In the records below, find the line containing "What text is on this page?". Output it and every line after it to the end, unchanged, with no pictures.

══ RECORD SET ══

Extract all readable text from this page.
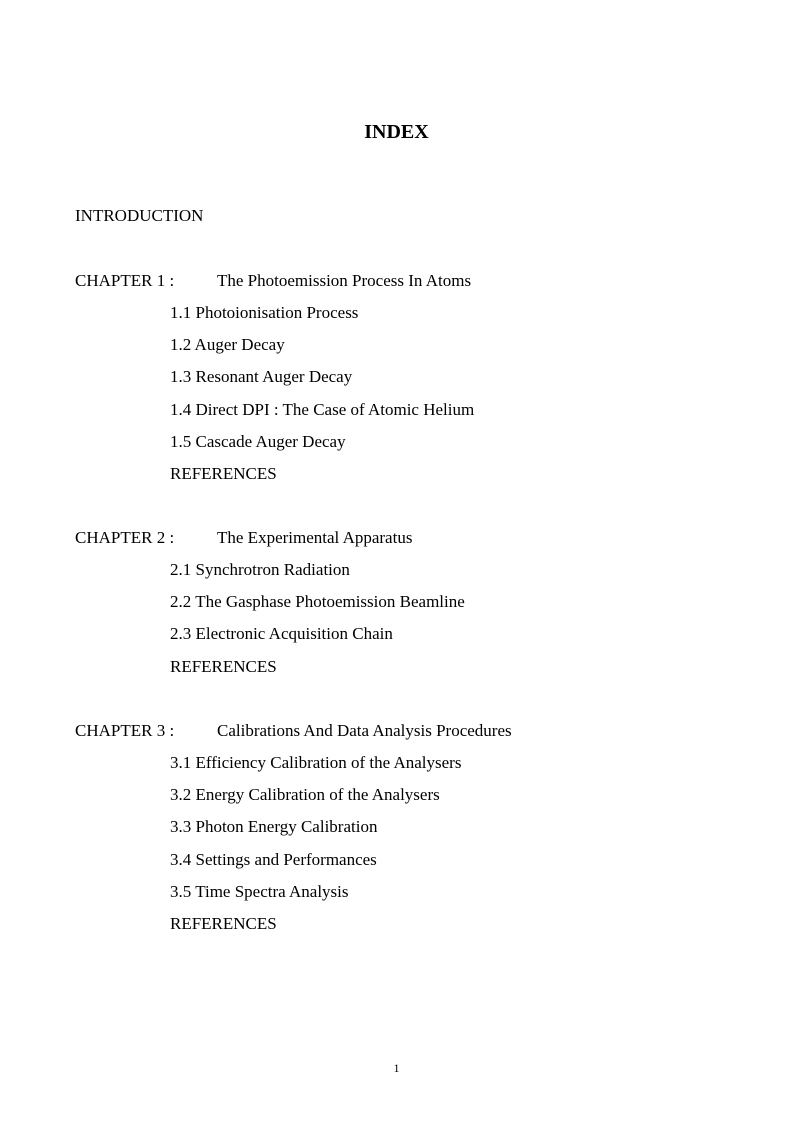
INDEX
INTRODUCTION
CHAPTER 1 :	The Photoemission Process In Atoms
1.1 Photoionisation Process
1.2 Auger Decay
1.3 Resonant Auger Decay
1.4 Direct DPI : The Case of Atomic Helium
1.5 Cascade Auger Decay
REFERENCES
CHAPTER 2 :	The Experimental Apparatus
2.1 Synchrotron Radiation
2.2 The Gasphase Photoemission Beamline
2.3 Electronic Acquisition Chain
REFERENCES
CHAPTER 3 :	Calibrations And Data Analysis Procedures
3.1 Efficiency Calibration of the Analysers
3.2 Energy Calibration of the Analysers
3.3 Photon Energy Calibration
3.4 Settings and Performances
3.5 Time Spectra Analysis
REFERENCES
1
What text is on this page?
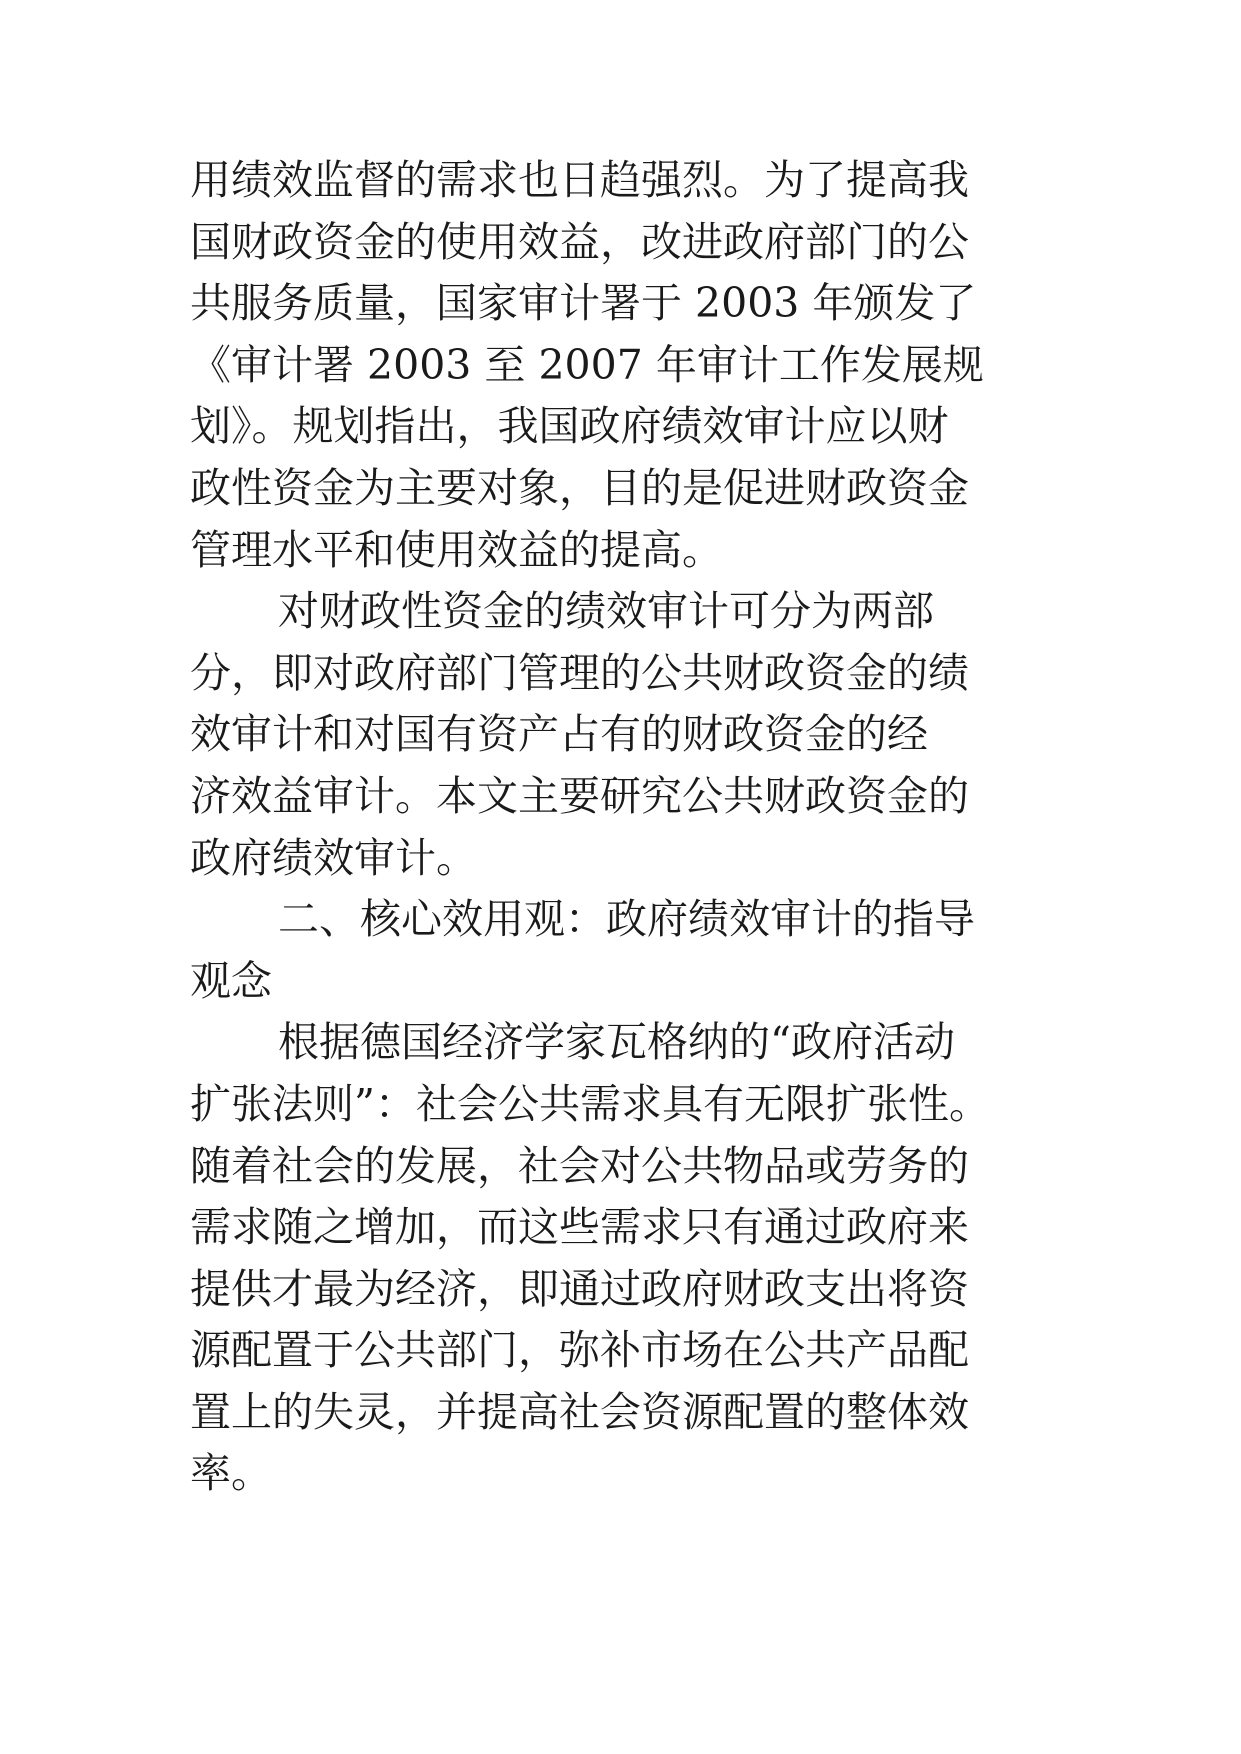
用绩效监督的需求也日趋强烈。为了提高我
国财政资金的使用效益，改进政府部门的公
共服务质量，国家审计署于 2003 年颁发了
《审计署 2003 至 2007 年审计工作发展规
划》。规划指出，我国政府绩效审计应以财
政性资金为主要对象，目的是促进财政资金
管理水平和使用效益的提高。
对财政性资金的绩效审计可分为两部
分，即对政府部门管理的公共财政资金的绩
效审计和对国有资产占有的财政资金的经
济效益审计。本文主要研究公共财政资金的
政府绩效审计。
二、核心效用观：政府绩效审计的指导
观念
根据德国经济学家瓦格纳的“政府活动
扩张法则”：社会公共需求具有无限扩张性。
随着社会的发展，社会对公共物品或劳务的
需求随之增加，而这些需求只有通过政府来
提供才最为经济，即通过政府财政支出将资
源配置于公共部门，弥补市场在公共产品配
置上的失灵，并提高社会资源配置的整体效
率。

═══

IN RESPONSE =
What text is on this page?
用绩效监督的需求也日趋强烈。为了提高我
国财政资金的使用效益，改进政府部门的公
共服务质量，国家审计署于 2003 年颁发了
《审计署 2003 至 2007 年审计工作发展规
划》。规划指出，我国政府绩效审计应以财
政性资金为主要对象，目的是促进财政资金
管理水平和使用效益的提高。
对财政性资金的绩效审计可分为两部
分，即对政府部门管理的公共财政资金的绩
效审计和对国有资产占有的财政资金的经
济效益审计。本文主要研究公共财政资金的
政府绩效审计。
二、核心效用观：政府绩效审计的指导
观念
根据德国经济学家瓦格纳的“政府活动
扩张法则”：社会公共需求具有无限扩张性。
随着社会的发展，社会对公共物品或劳务的
需求随之增加，而这些需求只有通过政府来
提供才最为经济，即通过政府财政支出将资
源配置于公共部门，弥补市场在公共产品配
置上的失灵，并提高社会资源配置的整体效
率。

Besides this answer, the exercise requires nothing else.